[Material provided]:
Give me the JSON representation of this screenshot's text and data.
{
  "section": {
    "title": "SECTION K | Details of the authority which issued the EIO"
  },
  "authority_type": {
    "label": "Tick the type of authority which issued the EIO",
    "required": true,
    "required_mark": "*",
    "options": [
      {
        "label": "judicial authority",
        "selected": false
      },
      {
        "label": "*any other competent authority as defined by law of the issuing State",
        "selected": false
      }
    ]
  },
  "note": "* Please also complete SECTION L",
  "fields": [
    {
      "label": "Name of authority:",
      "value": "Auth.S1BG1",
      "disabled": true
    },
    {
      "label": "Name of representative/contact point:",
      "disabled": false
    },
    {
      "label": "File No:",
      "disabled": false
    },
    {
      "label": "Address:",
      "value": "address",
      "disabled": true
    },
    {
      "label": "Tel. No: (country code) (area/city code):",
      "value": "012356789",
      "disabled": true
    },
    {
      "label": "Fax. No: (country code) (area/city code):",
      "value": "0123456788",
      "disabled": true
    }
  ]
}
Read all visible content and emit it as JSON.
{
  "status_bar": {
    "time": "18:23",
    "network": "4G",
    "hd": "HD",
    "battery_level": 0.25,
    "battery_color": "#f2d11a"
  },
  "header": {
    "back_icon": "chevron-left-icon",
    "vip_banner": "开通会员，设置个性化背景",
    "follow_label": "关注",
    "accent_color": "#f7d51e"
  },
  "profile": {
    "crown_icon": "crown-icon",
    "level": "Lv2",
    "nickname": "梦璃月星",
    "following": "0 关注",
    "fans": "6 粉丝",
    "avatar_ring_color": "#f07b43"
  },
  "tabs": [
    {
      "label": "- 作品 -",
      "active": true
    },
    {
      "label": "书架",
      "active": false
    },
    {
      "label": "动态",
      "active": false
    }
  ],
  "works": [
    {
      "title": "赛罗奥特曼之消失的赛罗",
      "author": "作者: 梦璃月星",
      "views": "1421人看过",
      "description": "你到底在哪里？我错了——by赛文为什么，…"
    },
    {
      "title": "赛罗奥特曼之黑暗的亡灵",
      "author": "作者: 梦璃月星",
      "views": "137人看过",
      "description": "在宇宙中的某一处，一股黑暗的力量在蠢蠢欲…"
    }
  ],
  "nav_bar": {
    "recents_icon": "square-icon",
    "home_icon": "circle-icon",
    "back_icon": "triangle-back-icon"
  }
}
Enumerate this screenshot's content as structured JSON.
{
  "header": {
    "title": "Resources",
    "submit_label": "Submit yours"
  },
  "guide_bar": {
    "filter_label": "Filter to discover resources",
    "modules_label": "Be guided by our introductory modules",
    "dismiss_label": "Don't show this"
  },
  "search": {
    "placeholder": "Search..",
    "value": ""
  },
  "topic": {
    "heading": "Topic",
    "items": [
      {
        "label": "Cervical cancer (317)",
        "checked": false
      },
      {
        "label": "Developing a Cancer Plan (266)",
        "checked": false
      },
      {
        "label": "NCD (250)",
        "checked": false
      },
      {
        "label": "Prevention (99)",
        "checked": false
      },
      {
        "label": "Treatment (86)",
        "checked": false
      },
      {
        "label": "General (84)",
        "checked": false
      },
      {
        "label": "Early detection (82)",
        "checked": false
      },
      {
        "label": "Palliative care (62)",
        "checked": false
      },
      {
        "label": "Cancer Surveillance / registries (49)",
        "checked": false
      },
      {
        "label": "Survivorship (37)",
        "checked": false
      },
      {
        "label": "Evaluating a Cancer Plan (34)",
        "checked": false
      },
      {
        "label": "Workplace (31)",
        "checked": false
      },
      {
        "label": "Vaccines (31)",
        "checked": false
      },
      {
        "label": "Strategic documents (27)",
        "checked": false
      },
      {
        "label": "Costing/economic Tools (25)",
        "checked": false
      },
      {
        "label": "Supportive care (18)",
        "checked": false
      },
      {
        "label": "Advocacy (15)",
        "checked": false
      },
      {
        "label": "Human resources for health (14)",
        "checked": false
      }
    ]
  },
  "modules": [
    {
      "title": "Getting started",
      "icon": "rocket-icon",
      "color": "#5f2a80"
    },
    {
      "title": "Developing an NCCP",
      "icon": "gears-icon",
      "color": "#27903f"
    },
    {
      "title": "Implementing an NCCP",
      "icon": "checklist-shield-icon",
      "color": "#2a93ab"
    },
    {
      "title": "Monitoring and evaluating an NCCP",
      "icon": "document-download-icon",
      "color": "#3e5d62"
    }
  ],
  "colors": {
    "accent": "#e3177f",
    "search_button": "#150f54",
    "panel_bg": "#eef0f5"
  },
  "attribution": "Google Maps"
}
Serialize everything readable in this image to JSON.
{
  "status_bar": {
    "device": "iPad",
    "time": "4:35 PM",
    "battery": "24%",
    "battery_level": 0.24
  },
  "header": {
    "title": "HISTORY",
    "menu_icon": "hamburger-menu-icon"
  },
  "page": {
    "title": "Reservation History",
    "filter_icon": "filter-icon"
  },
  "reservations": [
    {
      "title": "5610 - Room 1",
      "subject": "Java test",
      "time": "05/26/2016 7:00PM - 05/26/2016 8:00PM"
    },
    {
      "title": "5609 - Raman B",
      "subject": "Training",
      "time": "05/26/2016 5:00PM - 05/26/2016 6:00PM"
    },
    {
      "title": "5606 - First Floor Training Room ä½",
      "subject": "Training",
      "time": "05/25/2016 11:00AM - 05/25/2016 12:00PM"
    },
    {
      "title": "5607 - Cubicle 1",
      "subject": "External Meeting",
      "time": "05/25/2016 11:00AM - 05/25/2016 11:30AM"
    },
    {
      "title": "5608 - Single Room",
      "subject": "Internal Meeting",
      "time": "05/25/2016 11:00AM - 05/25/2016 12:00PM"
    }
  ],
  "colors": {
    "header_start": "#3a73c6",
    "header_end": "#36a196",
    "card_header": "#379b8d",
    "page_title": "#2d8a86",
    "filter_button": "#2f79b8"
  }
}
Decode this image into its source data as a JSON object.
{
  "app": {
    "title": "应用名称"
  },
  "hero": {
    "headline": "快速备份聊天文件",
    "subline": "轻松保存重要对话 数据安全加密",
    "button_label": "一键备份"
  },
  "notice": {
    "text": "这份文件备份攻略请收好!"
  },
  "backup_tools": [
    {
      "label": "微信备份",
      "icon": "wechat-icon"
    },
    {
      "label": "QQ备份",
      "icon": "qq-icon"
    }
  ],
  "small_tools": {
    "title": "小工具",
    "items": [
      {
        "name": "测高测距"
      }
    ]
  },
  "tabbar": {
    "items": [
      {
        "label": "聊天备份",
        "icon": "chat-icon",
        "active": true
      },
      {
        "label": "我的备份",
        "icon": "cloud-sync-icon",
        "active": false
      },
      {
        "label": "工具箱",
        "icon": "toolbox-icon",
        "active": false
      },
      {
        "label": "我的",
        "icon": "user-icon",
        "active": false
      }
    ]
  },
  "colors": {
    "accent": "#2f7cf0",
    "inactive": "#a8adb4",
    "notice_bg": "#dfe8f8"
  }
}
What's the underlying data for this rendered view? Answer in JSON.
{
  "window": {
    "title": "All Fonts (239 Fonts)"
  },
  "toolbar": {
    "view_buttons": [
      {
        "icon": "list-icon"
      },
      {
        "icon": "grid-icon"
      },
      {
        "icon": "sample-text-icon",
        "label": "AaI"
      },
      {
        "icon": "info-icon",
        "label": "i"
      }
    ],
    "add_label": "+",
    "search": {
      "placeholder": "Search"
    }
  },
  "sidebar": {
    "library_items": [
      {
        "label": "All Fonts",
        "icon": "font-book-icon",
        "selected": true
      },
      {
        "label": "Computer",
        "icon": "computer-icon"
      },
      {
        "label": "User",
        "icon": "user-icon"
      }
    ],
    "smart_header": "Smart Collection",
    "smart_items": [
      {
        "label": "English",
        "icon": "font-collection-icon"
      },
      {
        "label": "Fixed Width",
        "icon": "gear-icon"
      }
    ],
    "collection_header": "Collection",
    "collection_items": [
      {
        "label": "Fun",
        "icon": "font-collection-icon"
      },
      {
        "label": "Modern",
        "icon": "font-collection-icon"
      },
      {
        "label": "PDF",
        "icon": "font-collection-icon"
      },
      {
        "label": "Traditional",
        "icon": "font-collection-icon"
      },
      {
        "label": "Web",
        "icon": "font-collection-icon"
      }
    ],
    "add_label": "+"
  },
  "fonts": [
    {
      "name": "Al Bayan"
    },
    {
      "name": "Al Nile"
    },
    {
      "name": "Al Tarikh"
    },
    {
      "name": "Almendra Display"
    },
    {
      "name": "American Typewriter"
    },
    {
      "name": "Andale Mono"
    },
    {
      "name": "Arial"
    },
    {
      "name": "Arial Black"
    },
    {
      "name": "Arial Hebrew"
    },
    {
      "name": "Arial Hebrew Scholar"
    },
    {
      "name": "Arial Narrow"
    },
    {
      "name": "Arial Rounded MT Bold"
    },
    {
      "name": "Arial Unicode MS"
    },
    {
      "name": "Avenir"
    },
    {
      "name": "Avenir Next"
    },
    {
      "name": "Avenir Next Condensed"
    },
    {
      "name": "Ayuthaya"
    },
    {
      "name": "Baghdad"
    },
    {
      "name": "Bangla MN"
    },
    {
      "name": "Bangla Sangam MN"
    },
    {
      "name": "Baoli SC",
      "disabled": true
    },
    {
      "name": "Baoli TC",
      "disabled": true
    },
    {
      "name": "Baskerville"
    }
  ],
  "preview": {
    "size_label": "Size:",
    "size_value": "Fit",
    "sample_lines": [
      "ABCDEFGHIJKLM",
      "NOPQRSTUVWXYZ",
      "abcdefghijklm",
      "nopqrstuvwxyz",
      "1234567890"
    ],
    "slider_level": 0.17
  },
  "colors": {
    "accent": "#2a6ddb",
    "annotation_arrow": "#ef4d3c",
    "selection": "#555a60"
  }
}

[Task instructions]:
Show the lines from the data above that contain the string "content".

[Result for this exercise]:
Read all visible content and emit it as JSON.
Enumerate this screenshot's content as structured JSON.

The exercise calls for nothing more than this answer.